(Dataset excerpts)
__________________________________________________

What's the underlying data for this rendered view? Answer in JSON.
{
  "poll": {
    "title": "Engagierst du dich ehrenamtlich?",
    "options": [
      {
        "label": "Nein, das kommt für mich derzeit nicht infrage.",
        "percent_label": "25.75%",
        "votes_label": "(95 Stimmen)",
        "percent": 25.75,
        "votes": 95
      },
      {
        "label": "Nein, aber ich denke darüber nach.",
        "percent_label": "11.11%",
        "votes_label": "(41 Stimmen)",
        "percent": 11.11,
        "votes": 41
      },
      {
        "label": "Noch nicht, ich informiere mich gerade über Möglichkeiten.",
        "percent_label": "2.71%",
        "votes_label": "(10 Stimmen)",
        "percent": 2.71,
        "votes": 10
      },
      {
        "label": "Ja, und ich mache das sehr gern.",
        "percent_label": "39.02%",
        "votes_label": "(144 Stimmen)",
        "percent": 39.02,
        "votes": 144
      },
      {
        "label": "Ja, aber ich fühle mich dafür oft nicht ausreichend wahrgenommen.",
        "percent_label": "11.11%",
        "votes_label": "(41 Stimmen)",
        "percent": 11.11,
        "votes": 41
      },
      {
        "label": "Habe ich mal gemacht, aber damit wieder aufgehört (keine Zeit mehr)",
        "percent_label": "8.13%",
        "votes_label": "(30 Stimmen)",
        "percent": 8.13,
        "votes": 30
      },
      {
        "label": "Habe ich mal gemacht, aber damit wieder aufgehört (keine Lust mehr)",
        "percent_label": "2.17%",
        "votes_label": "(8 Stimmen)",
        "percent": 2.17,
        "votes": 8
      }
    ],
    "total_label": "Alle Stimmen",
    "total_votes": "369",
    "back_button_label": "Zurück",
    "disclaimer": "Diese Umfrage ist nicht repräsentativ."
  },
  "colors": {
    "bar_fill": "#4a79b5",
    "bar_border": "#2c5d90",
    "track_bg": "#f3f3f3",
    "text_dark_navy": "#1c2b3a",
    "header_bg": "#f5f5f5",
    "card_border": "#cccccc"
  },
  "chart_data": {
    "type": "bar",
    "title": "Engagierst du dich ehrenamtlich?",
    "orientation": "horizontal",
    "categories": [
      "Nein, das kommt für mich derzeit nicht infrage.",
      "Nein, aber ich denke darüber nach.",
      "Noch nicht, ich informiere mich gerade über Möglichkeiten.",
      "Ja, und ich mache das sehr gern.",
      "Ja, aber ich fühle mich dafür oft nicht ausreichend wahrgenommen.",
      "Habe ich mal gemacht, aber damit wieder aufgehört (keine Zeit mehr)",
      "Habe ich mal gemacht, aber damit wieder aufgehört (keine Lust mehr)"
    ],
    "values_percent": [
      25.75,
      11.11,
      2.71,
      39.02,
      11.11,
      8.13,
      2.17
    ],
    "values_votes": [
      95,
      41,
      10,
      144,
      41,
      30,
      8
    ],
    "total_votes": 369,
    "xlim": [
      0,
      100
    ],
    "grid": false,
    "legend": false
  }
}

__________________________________________________

**What is being asked**
Go over the data and return every line that includes the word "infrage".

**Completed task**
        "label": "Nein, das kommt für mich derzeit nicht infrage.",
      "Nein, das kommt für mich derzeit nicht infrage.",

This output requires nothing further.